Les évènements en Égypte / Unrest in Egypt 

Le mois qui vient de s'écouler a été riche en bouleversements, et, comme vous le savez, les antiquités n'ont pas été épargnées. La situation est stabilisée, mais nul ne sait pour combien de temps, puisque les problèmes économiques fondamentaux persistent.
Nous ignorons quel rôle le Dr Zahi Hawass, ci-devant secrétaire général du Suprême Conseil des Antiquités (qui a de facto disparu), et maintenant ministre d'état de ces mêmes antiquités, a joué dans la protection effective des antiquités et sa coordination. Par contre, tous ceux qui ont suivi les déclarations successives de Mr Hawass sur son blog ont pu constater leur incohérence, et déplorer la mise en scène médiatique de mauvais goût qui les entourait parfois. L'égyptologue Jean-Pierre Corteggiani a, dans une tribune du Monde en date du 24 février, fustigé cette attitude :

"...bien qu'il ait troqué son costume d'Indiana Jones pour le complet sombre d'un ministre, allant même jusqu'à abandonner son "célèbre chapeau" - l'expression est de lui - pour arborer devant les caméras le visage grave imposé par cette nouvelle fonction dont il a tant rêvé, ses déclarations ne sont que contradictions et invraisemblances").).

▶ DONNÉES FOURNIES:

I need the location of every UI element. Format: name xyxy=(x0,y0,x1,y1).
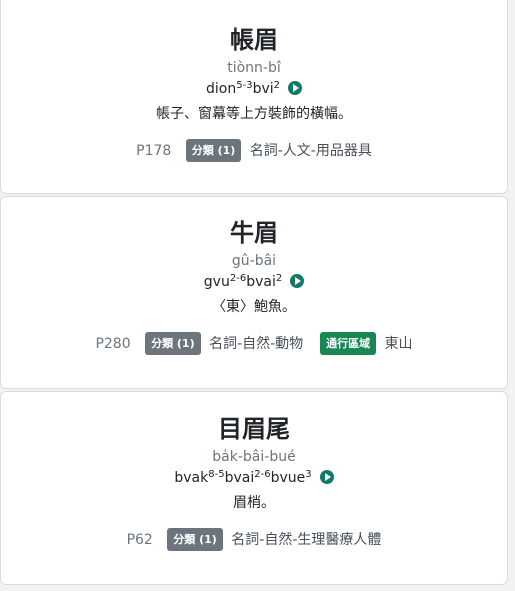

▶ CONSIGNES:
**a.** Pouvez-vous reproduire, tel quel, le passage du texte sur l'Égypte qui s'ouvre sur les mots contenant "Le mois qui" et se termine par "économiques fondamentaux persistent." ?
**b.** Comment traduire en anglais cette phrase du texte sur l'Égypte : « La situation est stabilisée, mais nul ne sait pour combien de temps, puisque les problèmes économiques fondamentaux persistent. » ?
Pour répondre, appuyez-vous uniquement sur le texte sur l'Égypte.

▶ CORRIGÉ DÉTAILLÉ:
**a.**
Le mois qui vient de s'écouler a été riche en bouleversements, et, comme vous le savez, les antiquités n'ont pas été épargnées. La situation est stabilisée, mais nul ne sait pour combien de temps, puisque les problèmes économiques fondamentaux persistent.

**b.** The situation has stabilized, but no one knows for how long, since the fundamental economic problems persist.